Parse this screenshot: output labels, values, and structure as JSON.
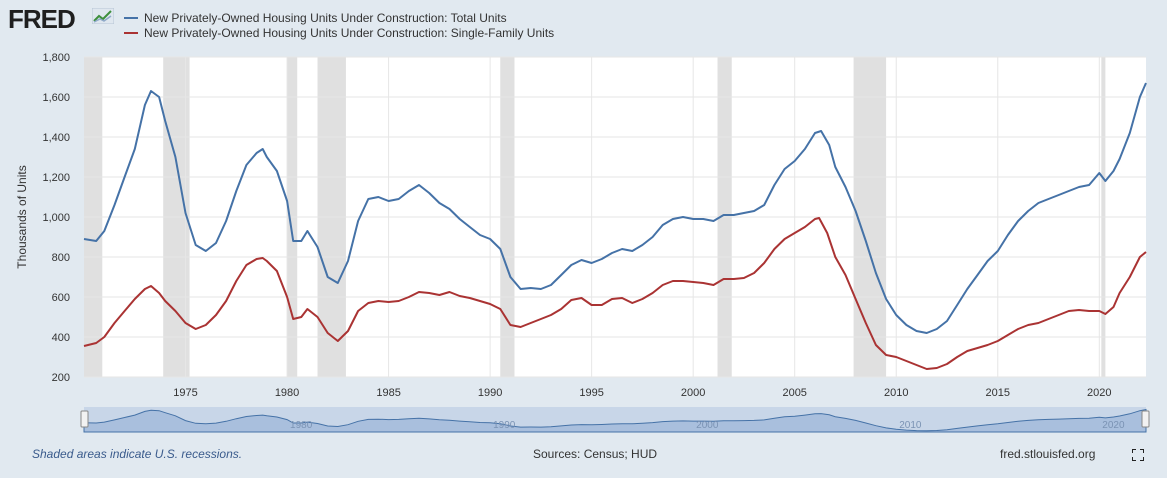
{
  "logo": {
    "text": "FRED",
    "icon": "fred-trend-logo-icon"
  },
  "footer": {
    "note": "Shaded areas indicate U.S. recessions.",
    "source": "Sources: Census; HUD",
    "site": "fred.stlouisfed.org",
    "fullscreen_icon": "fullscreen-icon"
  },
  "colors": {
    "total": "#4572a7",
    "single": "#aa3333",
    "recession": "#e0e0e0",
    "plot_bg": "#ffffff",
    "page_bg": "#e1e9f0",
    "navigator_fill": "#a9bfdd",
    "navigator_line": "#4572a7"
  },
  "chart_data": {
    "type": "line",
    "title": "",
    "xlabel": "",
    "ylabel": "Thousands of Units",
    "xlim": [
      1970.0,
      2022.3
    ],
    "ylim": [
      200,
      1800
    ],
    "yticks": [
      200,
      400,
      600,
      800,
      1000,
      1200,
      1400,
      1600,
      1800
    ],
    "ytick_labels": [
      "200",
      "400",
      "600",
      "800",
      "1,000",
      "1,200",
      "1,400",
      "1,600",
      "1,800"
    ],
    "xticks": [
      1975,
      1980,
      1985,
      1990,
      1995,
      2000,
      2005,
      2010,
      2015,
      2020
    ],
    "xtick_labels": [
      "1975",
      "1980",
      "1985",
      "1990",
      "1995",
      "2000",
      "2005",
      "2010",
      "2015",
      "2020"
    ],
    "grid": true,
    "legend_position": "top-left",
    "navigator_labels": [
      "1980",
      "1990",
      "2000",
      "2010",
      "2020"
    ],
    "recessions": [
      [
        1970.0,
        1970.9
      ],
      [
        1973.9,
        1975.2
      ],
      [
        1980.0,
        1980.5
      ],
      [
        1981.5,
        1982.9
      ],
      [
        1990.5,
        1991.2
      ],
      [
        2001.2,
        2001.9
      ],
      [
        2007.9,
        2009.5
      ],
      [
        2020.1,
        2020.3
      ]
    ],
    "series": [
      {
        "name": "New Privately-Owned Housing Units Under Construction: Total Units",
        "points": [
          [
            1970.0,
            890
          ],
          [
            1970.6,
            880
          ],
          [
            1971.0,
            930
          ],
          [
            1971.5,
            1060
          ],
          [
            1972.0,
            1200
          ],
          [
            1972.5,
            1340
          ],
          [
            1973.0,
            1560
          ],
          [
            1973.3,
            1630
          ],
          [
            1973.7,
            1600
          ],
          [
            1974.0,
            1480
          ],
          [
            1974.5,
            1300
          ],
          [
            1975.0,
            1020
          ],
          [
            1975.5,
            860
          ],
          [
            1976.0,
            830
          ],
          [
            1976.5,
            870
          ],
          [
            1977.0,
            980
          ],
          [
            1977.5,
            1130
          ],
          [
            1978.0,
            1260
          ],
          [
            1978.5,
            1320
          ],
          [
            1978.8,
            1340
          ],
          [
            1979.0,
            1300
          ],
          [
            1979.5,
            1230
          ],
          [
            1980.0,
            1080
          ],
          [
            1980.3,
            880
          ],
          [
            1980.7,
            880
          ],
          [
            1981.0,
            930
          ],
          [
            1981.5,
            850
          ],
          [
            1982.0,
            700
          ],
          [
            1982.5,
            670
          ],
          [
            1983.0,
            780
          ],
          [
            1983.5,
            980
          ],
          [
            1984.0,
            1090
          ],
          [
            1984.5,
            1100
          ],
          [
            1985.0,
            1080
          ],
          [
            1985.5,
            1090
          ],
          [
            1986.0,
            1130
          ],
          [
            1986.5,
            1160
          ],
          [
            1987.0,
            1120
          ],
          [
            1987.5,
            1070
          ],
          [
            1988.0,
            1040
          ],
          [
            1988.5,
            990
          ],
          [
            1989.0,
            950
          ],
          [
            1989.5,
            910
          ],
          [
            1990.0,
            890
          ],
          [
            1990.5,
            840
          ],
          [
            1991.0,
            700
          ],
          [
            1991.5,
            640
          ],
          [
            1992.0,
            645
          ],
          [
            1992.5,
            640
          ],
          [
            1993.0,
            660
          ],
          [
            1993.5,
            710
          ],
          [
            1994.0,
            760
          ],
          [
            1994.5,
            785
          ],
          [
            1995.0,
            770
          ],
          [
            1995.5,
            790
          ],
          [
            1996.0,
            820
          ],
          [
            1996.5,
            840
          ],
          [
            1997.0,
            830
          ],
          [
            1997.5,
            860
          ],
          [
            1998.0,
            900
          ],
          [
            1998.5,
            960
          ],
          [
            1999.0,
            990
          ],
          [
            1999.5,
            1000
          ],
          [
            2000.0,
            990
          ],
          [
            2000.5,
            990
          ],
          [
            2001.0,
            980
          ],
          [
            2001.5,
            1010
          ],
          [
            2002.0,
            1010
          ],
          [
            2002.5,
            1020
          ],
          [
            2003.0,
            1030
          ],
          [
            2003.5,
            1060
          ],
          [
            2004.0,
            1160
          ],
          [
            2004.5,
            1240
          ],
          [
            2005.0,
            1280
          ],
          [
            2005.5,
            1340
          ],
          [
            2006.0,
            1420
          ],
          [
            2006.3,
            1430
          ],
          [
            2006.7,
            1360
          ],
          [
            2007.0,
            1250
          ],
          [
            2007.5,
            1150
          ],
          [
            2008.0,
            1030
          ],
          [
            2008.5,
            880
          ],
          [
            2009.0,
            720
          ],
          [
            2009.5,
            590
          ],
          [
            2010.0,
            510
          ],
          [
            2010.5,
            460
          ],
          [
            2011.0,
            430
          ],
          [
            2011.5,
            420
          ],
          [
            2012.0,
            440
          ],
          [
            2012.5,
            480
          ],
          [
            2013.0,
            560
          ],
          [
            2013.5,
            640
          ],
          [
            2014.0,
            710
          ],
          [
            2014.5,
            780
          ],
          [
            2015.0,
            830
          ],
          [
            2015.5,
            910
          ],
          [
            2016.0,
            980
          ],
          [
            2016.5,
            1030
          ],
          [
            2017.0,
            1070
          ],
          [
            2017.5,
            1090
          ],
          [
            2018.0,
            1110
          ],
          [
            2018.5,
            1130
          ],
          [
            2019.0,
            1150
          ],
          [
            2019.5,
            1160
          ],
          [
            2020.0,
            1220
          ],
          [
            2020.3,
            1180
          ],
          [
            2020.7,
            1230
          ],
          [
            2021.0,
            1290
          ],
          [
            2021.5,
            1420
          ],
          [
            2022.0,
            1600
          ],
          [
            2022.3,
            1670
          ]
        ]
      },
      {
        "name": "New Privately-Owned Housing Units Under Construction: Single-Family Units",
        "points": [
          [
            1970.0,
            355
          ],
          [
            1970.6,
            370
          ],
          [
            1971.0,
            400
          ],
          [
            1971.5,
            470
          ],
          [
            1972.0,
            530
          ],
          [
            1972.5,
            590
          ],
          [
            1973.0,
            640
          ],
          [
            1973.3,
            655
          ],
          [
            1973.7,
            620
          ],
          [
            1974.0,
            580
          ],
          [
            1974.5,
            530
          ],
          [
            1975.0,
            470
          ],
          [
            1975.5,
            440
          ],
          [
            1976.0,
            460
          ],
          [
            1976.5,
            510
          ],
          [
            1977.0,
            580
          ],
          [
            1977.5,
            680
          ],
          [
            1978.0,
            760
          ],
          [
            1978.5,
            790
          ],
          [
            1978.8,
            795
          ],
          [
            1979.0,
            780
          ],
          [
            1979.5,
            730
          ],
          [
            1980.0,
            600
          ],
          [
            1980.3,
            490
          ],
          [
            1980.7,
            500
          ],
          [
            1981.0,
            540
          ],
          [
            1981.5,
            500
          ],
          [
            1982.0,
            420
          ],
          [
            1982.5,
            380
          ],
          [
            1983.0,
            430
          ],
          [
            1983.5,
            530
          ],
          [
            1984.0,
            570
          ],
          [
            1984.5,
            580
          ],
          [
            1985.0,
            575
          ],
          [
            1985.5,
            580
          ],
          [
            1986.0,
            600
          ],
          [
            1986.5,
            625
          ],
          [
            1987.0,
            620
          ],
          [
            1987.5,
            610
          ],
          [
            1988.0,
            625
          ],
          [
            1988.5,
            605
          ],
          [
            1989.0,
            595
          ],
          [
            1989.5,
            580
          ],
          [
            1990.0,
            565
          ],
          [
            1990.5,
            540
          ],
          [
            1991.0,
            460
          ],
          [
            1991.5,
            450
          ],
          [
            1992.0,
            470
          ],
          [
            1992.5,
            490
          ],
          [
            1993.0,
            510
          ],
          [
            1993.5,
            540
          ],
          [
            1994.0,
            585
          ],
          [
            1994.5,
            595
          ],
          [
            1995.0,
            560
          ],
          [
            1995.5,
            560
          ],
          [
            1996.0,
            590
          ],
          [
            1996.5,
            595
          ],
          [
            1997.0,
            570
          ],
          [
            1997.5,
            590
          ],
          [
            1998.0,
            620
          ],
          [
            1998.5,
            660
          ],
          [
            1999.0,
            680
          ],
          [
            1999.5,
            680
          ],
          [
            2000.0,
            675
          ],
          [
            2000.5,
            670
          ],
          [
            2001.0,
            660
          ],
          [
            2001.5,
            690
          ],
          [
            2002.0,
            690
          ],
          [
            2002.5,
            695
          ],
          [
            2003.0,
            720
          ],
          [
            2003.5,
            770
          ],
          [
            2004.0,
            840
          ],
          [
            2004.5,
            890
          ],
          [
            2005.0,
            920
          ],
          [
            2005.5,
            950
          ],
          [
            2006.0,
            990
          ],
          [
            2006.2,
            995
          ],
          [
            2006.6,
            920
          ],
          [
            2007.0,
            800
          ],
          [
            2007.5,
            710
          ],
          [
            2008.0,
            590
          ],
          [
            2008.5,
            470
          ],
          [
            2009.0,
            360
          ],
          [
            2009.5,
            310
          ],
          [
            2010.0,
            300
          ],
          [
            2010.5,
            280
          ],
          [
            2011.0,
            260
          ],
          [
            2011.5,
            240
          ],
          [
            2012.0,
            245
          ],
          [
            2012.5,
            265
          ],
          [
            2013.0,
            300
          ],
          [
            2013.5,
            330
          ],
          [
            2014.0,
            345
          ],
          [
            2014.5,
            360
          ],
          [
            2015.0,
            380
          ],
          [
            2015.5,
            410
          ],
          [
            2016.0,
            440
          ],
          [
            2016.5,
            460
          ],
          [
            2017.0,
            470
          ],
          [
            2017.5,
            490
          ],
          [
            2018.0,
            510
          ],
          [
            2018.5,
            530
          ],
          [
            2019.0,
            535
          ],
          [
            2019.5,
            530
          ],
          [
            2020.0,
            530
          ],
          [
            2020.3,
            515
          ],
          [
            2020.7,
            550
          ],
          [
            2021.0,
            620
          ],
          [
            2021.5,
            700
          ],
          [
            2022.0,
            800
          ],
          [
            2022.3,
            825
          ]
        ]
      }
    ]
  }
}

Given exercise
How many lines in the records above contain the word "Housing"? Give only the number.

Response to the exercise
2